PROBLEM DETAILS: Show every line where "января" occurs.

MATERIAL FOR THIS TASK:
►

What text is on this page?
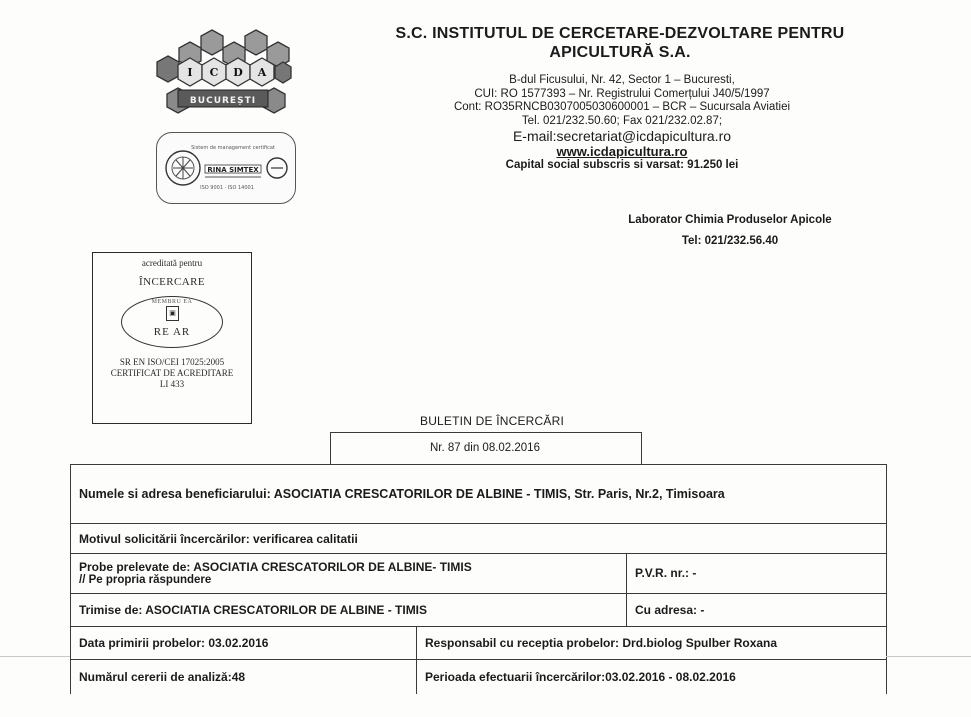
I C D A
BUCUREȘTI
Sistem de management certificat
RINA SIMTEX
ISO 9001 · ISO 14001
S.C. INSTITUTUL DE CERCETARE-DEZVOLTARE PENTRU
APICULTURĂ S.A.
B-dul Ficusului, Nr. 42, Sector 1 – Bucuresti,
CUI: RO 1577393 – Nr. Registrului Comerțului J40/5/1997
Cont: RO35RNCB0307005030600001 – BCR – Sucursala Aviatiei
Tel. 021/232.50.60; Fax 021/232.02.87;
E-mail:secretariat@icdapicultura.ro
www.icdapicultura.ro
Capital social subscris si varsat: 91.250 lei
Laborator Chimia Produselor Apicole
Tel: 021/232.56.40
acreditată pentru
ÎNCERCARE
MEMBRU EA
▣
RE AR
SR EN ISO/CEI 17025:2005
CERTIFICAT DE ACREDITARE
LI 433
BULETIN DE ÎNCERCĂRI
Nr. 87 din 08.02.2016
Numele si adresa beneficiarului: ASOCIATIA CRESCATORILOR DE ALBINE - TIMIS, Str. Paris, Nr.2, Timisoara		
Motivul solicitării încercărilor: verificarea calitatii		

Probe prelevate de: ASOCIATIA CRESCATORILOR DE ALBINE- TIMIS
// Pe propria răspundere		P.V.R. nr.: -
Trimise de: ASOCIATIA CRESCATORILOR DE ALBINE - TIMIS		Cu adresa: -
Data primirii probelor: 03.02.2016	Responsabil cu receptia probelor: Drd.biolog Spulber Roxana	
Numărul cererii de analiză:48	Perioada efectuarii încercărilor:03.02.2016 - 08.02.2016	
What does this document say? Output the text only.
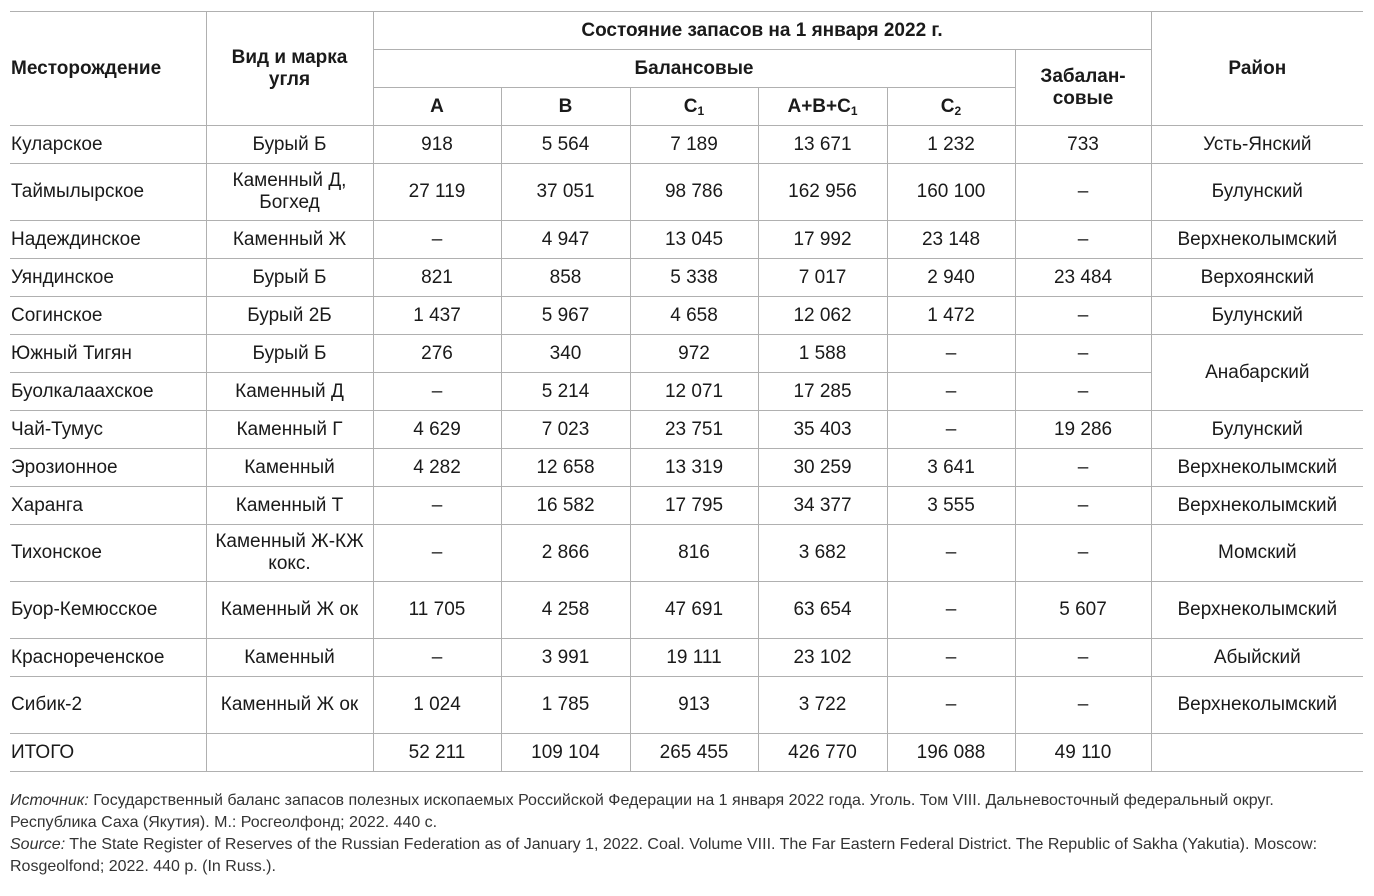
Месторождение	Вид и марка угля	Состояние запасов на 1 января 2022 г.						Район
		Балансовые					Забалан-совые	
		A	B	$C_1$	$A+B+C_1$	$C_2$
Куларское	Бурый Б	918	5 564	7 189	13 671	1 232	733	Усть-Янский
Таймылырское	Каменный Д, Богхед	27 119	37 051	98 786	162 956	160 100	–	Булунский
Надеждинское	Каменный Ж	–	4 947	13 045	17 992	23 148	–	Верхнеколымский
Уяндинское	Бурый Б	821	858	5 338	7 017	2 940	23 484	Верхоянский
Согинское	Бурый 2Б	1 437	5 967	4 658	12 062	1 472	–	Булунский
Южный Тигян	Бурый Б	276	340	972	1 588	–	–	Анабарский
Буолкалаахское	Каменный Д	–	5 214	12 071	17 285	–	–	
Чай-Тумус	Каменный Г	4 629	7 023	23 751	35 403	–	19 286	Булунский
Эрозионное	Каменный	4 282	12 658	13 319	30 259	3 641	–	Верхнеколымский
Харанга	Каменный Т	–	16 582	17 795	34 377	3 555	–	Верхнеколымский
Тихонское	Каменный Ж-КЖ кокс.	–	2 866	816	3 682	–	–	Момский
Буор-Кемюсское	Каменный Ж ок	11 705	4 258	47 691	63 654	–	5 607	Верхнеколымский
Краснореченское	Каменный	–	3 991	19 111	23 102	–	–	Абыйский
Сибик-2	Каменный Ж ок	1 024	1 785	913	3 722	–	–	Верхнеколымский
ИТОГО		52 211	109 104	265 455	426 770	196 088	49 110	
Источник: Государственный баланс запасов полезных ископаемых Российской Федерации на 1 января 2022 года. Уголь. Том VIII. Дальневосточный федеральный округ. Республика Саха (Якутия). М.: Росгеолфонд; 2022. 440 с.
Source: The State Register of Reserves of the Russian Federation as of January 1, 2022. Coal. Volume VIII. The Far Eastern Federal District. The Republic of Sakha (Yakutia). Moscow: Rosgeolfond; 2022. 440 p. (In Russ.).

◄

WRITTEN SOLUTION:
Месторождение	Вид и марка угля	Состояние запасов на 1 января 2022 г.						Район
Источник: Государственный баланс запасов полезных ископаемых Российской Федерации на 1 января 2022 года. Уголь. Том VIII. Дальневосточный федеральный округ. Республика Саха (Якутия). М.: Росгеолфонд; 2022. 440 с.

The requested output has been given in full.